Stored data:

########################################

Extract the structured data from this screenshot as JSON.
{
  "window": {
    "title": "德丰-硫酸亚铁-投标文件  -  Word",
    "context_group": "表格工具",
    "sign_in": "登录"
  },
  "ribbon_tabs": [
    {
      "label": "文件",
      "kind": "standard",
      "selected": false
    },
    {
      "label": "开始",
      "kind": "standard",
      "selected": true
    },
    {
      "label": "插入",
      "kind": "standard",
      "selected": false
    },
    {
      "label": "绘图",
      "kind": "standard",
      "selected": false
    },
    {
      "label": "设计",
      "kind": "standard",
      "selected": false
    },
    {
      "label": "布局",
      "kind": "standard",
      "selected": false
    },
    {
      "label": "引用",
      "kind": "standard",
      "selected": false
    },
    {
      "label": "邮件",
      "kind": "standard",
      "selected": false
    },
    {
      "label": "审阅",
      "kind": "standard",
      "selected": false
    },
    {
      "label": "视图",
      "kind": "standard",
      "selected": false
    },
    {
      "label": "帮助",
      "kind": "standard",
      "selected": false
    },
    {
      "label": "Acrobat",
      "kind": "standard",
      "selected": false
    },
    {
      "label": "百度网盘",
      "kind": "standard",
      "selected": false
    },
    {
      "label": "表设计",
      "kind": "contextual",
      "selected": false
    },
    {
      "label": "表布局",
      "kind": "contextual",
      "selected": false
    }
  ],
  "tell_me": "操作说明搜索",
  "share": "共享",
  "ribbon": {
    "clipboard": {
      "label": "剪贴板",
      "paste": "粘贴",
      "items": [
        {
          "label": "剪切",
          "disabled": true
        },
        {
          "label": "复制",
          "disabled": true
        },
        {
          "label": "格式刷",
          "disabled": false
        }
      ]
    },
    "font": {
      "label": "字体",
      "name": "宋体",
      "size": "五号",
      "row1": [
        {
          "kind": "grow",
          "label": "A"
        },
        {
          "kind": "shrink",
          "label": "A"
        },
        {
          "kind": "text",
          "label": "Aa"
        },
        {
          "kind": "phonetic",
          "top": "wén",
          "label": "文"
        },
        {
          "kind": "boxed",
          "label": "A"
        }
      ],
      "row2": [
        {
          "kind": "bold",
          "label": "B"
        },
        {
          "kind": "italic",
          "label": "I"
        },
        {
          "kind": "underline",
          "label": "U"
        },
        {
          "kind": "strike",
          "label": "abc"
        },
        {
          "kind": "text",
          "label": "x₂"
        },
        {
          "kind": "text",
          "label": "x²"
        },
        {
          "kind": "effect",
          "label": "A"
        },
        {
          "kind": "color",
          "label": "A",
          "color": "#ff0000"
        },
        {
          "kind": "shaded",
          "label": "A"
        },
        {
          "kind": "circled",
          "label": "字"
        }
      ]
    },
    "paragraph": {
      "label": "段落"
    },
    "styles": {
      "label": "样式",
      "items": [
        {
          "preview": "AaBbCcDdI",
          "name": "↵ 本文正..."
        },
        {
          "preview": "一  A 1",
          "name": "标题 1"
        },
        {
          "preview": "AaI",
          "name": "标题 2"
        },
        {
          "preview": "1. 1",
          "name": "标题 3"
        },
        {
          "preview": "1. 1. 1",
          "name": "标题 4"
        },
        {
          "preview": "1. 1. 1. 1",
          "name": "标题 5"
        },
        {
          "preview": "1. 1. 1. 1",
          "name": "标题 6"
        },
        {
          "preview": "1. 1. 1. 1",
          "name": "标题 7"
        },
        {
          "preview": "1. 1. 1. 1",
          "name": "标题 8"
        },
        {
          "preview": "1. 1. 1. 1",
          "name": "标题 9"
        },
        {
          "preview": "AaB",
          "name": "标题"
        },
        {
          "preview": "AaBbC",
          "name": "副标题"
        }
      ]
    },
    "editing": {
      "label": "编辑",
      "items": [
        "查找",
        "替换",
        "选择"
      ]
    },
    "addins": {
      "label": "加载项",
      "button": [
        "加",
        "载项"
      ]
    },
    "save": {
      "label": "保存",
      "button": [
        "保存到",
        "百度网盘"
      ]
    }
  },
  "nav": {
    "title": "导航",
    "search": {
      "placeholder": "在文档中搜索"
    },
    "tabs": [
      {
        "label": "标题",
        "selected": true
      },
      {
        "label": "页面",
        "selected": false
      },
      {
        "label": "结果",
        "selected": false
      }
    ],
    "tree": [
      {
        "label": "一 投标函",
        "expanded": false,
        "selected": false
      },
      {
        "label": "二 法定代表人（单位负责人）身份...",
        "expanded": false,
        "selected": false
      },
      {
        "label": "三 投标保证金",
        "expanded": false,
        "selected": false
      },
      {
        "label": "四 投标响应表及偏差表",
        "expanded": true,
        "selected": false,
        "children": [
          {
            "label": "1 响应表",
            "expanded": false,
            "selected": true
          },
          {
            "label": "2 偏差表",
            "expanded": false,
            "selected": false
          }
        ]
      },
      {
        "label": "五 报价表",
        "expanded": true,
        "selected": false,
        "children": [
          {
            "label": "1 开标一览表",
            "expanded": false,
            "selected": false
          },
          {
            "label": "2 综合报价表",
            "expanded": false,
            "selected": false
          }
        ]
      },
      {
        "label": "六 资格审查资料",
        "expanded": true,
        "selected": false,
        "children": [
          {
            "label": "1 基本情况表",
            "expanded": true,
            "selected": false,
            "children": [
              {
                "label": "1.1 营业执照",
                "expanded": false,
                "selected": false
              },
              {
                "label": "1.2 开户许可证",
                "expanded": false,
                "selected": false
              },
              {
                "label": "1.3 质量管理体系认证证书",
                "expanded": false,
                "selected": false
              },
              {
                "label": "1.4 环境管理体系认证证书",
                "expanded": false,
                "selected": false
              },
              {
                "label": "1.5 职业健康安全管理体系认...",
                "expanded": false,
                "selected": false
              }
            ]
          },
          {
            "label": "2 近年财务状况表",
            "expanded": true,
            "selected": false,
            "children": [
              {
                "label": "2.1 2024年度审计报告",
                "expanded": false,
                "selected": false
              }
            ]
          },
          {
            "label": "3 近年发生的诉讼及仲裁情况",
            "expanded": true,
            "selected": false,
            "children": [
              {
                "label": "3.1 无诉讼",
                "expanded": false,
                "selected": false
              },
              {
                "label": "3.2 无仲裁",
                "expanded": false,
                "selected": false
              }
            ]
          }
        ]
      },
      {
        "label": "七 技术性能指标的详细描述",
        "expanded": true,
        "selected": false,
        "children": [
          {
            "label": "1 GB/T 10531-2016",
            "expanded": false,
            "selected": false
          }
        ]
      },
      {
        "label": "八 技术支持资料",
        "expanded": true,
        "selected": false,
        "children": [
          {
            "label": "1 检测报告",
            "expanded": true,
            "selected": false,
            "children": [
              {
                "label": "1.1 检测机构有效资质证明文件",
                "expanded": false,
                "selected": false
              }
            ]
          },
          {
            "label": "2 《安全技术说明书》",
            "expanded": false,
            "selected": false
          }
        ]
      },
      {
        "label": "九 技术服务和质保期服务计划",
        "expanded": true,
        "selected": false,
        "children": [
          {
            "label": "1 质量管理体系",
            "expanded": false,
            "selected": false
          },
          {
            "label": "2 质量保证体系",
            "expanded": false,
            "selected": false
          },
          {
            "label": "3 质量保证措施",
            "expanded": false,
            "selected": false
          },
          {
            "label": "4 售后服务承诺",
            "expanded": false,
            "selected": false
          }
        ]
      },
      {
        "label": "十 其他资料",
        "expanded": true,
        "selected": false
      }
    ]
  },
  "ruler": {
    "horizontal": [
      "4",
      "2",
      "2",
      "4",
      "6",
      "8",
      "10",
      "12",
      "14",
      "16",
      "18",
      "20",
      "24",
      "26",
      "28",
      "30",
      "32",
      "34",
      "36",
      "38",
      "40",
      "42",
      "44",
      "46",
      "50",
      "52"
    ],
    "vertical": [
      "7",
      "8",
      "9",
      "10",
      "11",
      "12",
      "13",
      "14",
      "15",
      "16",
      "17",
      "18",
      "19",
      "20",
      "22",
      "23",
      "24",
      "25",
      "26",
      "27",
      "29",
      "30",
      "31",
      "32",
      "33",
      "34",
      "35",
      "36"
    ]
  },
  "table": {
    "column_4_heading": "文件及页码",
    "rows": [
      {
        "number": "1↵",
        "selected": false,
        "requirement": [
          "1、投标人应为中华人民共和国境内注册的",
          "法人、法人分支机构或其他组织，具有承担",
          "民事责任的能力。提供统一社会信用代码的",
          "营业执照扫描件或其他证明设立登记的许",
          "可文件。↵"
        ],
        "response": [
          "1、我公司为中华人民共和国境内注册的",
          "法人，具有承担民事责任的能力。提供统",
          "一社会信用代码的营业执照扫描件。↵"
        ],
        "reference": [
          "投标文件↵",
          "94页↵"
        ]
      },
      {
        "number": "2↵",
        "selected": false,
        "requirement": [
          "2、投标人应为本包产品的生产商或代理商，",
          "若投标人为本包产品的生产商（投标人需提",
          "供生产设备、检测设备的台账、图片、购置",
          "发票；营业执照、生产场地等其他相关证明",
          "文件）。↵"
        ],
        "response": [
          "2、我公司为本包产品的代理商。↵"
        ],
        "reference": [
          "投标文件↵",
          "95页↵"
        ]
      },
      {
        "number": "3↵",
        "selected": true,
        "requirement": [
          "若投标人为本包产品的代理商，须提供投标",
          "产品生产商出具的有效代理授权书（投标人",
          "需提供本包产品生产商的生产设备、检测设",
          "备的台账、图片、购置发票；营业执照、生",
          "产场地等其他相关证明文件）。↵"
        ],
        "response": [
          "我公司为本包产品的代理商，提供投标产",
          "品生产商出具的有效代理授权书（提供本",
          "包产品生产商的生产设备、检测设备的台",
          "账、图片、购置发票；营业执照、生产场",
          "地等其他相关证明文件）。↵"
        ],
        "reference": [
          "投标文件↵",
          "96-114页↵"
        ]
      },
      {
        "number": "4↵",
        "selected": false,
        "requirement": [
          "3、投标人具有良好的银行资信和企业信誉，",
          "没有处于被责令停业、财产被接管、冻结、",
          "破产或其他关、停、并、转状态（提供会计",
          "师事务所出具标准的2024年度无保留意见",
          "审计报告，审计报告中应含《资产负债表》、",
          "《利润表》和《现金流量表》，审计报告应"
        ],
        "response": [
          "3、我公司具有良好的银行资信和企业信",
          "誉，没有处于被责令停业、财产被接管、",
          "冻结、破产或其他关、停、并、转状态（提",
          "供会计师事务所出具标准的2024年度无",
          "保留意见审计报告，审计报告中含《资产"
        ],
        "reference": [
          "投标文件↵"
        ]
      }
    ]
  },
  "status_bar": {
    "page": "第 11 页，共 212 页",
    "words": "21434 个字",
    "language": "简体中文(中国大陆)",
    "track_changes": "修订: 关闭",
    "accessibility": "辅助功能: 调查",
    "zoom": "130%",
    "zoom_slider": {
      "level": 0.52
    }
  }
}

########################################

Your instructions - Show every line from the entries above in which the word "财产被接管" appears.

Correct output -
          "没有处于被责令停业、财产被接管、冻结、",
          "誉，没有处于被责令停业、财产被接管、",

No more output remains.